— Start INFORMATION GIVEN —
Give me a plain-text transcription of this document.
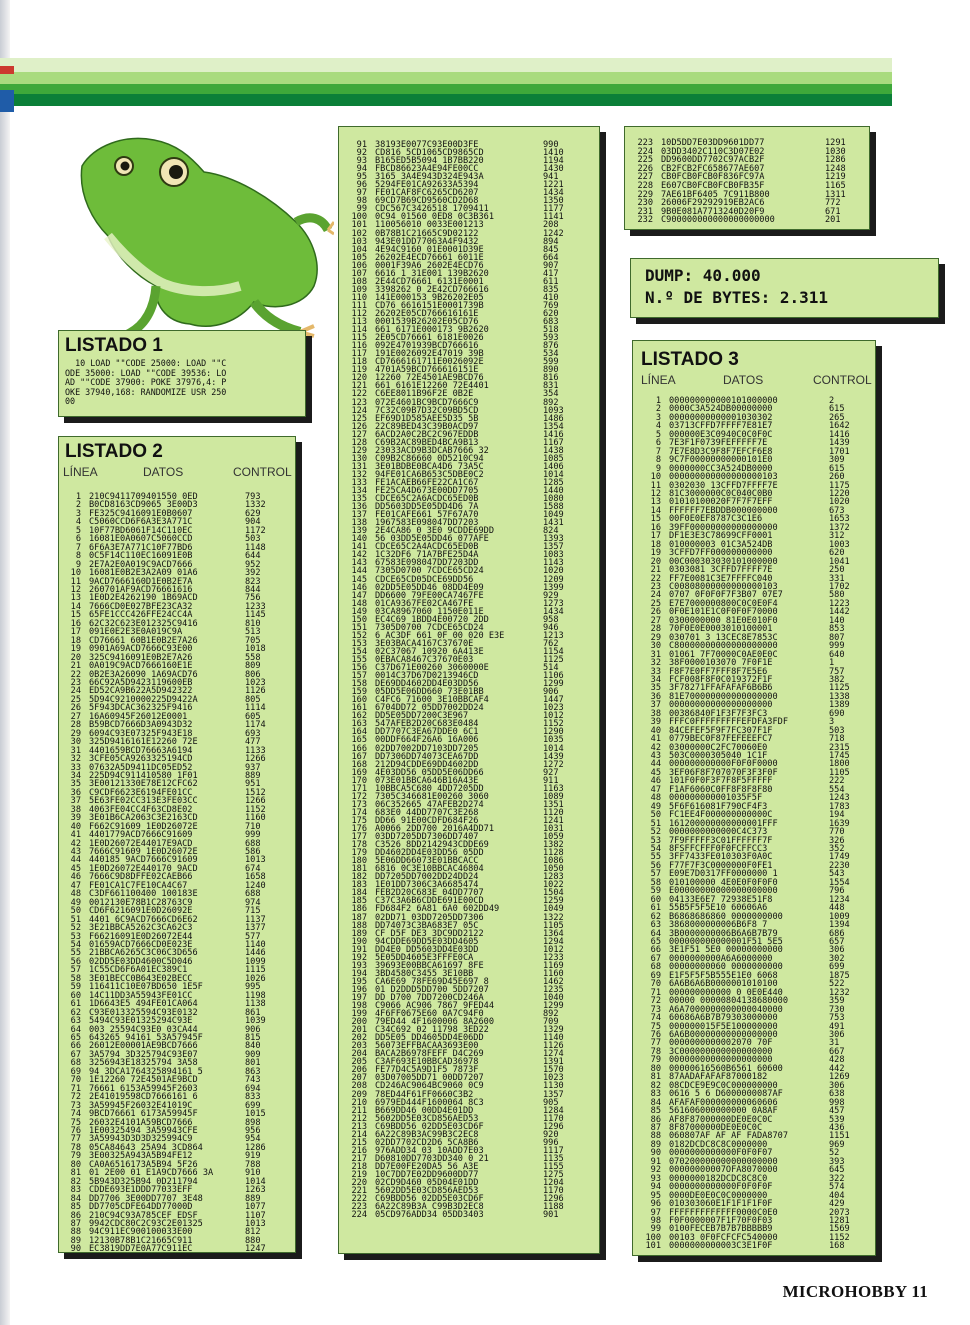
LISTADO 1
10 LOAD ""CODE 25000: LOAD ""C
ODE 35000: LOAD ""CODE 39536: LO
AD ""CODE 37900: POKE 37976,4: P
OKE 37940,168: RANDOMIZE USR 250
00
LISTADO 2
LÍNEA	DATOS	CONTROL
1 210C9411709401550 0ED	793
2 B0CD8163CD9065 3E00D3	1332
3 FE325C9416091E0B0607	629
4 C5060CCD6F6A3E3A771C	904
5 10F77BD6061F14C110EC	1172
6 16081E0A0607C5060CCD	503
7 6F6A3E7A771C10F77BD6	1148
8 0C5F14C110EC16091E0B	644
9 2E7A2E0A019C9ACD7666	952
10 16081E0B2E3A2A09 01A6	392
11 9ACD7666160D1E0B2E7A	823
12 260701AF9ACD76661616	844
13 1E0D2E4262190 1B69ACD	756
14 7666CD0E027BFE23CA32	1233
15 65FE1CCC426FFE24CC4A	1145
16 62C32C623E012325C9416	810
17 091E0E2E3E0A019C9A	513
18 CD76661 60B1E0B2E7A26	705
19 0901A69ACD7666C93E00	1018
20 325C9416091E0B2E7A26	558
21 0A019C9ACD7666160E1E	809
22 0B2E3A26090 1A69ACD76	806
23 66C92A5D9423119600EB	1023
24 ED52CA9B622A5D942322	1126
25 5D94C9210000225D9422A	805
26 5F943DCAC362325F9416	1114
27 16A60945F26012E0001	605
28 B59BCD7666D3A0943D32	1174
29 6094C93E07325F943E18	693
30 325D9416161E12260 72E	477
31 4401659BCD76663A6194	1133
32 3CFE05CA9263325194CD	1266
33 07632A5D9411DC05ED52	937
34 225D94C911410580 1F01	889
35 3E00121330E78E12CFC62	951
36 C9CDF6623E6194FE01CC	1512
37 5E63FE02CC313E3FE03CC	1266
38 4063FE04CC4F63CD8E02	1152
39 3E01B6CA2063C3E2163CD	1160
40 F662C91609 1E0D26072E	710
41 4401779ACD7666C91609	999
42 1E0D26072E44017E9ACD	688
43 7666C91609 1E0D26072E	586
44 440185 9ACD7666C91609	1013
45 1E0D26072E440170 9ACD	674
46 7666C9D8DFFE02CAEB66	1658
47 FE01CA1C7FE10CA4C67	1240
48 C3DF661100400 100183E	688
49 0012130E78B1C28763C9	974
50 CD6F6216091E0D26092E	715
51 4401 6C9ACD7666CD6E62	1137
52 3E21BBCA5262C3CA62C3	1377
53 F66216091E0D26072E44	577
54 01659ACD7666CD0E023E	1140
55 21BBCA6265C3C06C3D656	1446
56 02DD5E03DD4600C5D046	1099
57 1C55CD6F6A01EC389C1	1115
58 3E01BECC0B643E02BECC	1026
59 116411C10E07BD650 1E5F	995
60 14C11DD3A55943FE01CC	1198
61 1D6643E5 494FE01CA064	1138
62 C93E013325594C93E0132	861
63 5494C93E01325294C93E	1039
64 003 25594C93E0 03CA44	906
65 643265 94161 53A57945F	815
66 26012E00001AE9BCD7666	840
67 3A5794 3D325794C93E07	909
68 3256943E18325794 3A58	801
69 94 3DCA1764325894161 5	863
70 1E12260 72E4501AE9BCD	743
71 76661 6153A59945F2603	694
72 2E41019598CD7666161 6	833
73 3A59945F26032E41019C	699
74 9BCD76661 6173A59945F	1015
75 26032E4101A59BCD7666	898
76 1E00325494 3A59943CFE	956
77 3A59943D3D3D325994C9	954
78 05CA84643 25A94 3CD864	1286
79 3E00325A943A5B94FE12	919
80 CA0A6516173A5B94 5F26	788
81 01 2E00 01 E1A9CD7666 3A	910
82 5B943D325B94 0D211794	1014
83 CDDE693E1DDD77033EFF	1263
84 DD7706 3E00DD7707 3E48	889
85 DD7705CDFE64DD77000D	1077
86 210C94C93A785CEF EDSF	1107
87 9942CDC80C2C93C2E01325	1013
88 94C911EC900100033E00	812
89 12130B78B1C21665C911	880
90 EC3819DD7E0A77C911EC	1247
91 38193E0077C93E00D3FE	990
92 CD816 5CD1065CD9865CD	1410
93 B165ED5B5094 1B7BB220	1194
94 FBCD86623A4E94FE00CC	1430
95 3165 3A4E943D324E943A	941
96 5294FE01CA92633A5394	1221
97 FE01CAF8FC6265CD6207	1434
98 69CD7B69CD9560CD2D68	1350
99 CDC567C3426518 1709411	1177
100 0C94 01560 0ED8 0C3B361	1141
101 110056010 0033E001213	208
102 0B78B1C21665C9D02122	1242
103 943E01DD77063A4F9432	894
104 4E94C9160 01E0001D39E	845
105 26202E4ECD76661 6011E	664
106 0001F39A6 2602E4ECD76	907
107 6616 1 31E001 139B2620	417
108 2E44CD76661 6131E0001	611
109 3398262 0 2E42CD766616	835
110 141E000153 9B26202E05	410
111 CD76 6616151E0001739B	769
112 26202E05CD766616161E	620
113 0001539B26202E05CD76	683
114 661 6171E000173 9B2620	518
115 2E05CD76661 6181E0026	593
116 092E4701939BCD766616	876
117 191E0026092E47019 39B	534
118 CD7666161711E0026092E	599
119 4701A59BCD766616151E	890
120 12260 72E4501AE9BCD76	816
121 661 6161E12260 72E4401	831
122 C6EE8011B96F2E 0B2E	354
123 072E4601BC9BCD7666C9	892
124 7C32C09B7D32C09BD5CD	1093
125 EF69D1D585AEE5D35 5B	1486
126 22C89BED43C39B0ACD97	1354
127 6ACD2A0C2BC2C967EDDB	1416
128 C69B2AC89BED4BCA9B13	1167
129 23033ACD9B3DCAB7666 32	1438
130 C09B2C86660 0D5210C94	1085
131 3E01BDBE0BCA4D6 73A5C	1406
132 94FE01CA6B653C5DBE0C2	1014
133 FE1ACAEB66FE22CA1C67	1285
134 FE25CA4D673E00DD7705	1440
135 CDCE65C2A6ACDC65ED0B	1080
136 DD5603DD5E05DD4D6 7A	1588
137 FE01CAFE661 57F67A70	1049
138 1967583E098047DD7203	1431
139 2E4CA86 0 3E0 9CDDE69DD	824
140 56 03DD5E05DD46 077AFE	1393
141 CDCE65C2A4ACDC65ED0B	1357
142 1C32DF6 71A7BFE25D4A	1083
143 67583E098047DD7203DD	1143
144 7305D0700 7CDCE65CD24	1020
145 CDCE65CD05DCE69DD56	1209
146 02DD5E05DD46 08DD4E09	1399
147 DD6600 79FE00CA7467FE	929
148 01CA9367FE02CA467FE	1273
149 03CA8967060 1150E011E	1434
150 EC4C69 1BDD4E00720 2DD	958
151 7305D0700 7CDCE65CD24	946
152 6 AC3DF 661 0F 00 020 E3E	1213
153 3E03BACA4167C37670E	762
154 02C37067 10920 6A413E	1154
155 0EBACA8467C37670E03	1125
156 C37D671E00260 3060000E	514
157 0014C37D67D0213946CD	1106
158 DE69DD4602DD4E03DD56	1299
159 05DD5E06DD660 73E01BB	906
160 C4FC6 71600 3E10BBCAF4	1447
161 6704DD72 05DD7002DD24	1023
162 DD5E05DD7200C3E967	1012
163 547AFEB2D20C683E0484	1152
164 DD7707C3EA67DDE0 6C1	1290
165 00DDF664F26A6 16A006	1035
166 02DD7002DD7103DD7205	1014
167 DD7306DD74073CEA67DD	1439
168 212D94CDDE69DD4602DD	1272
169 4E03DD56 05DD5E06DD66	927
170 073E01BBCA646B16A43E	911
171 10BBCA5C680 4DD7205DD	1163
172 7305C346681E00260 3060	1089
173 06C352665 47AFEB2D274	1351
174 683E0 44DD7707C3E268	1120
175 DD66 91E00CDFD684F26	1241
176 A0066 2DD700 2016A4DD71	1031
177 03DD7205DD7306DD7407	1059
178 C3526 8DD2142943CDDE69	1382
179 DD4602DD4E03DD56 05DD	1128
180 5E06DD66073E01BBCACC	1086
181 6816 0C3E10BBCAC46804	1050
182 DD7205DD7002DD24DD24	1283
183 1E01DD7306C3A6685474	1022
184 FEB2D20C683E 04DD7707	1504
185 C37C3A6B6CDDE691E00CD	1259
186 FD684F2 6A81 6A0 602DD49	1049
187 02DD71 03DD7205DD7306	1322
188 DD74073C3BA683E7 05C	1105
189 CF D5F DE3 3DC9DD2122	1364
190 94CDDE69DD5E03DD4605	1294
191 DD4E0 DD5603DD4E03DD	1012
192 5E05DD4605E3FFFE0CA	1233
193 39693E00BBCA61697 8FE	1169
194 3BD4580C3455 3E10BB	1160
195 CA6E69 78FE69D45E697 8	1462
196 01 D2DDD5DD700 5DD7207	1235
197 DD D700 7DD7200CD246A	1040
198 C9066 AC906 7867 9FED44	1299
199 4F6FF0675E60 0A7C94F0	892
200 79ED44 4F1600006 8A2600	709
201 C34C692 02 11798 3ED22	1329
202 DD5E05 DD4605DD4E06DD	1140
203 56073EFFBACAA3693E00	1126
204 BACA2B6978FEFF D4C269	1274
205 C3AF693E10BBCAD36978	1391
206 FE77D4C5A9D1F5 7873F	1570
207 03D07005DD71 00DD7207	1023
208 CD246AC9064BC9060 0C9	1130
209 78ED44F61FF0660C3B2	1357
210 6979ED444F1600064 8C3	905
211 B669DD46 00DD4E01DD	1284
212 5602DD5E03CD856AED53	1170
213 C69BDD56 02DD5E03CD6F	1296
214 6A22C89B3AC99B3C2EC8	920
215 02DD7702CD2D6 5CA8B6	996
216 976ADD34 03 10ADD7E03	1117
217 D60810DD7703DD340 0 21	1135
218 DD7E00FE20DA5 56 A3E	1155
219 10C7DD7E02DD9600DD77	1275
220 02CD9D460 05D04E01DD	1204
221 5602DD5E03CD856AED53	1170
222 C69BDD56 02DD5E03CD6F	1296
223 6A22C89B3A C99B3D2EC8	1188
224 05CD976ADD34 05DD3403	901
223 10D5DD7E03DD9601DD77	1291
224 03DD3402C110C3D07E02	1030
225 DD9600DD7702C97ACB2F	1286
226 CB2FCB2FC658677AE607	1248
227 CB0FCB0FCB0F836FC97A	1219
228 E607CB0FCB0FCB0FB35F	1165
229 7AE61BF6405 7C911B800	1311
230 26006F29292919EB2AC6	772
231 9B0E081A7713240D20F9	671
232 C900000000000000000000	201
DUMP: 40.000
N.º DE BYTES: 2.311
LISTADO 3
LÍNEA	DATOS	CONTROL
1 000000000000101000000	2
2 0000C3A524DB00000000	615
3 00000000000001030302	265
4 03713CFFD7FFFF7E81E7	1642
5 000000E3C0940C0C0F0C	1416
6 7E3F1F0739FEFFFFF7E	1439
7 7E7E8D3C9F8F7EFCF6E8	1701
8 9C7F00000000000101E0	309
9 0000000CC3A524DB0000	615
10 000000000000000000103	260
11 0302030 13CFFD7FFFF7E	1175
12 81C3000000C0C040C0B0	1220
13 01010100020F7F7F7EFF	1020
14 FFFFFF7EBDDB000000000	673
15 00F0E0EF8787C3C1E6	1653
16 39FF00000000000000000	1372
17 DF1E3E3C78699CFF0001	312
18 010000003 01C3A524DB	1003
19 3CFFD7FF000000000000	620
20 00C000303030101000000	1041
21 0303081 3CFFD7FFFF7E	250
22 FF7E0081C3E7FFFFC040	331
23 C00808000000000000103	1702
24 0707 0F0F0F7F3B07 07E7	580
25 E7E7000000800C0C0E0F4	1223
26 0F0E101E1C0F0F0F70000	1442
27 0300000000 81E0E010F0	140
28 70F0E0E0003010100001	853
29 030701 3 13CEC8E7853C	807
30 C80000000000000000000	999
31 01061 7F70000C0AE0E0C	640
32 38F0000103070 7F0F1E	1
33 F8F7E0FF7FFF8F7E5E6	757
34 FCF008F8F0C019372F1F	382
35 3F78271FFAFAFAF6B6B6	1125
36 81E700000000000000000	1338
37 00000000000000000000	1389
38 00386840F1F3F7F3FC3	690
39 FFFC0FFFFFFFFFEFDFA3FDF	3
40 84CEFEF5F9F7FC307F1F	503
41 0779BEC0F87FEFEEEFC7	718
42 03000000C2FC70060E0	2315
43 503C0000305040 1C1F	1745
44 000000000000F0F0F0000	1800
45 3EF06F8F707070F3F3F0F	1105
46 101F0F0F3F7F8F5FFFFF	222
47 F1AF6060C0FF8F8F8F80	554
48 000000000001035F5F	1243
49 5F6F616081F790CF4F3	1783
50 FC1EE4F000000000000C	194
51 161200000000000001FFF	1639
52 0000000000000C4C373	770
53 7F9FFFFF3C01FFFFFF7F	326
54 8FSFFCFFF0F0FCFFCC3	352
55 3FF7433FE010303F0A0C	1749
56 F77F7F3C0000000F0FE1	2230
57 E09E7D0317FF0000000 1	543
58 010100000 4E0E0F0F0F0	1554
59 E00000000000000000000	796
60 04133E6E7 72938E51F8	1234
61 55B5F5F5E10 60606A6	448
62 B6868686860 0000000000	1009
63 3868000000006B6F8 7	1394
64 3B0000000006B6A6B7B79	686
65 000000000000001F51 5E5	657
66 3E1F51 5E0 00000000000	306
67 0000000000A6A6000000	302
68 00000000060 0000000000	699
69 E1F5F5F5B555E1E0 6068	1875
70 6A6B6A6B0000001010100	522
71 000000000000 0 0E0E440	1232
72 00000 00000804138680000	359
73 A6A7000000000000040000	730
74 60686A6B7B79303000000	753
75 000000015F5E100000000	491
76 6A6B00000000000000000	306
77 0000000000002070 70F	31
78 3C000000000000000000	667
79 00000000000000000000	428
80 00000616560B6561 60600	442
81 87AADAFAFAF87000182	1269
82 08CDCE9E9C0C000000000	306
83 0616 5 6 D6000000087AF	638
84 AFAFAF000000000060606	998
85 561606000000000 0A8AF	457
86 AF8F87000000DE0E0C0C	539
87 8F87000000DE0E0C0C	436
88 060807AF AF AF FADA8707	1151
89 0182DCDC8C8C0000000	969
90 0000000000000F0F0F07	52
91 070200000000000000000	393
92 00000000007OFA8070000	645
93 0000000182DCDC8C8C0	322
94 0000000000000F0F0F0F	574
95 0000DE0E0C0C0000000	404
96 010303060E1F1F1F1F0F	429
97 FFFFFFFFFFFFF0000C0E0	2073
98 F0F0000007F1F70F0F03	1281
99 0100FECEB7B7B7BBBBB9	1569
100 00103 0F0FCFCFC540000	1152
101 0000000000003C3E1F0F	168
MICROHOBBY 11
— End INFORMATION GIVEN —
— Start INFORMATION GIVEN —
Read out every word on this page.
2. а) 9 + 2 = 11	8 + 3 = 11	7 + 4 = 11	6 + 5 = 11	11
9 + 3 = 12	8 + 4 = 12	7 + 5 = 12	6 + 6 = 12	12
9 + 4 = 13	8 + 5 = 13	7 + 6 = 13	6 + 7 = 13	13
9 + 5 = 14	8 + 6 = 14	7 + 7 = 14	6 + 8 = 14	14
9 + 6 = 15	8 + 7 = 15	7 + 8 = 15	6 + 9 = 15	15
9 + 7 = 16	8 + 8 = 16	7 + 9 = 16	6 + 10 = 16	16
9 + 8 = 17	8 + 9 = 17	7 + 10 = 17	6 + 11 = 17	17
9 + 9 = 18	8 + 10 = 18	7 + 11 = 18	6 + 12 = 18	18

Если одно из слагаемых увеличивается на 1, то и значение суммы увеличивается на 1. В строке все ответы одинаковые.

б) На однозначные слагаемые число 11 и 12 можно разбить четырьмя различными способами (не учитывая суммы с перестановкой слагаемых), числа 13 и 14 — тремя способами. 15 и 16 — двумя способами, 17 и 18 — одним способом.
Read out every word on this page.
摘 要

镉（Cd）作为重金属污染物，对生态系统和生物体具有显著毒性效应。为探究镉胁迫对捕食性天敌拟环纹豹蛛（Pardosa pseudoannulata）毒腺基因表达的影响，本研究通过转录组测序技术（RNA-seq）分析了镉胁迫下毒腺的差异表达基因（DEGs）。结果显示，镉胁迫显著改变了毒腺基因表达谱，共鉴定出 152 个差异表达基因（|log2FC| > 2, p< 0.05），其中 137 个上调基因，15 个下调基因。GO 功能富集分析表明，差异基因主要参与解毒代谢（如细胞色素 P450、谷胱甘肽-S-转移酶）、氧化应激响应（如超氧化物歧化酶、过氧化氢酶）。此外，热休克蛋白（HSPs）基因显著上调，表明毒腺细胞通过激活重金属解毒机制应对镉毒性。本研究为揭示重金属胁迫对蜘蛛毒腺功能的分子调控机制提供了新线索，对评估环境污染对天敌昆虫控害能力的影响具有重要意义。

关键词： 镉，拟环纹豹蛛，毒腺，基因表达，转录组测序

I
— End INFORMATION GIVEN —
WRITTEN TASK
State how many lines hold the word "CODE". The number is the whole answer.

EXERCISE ANSWER
3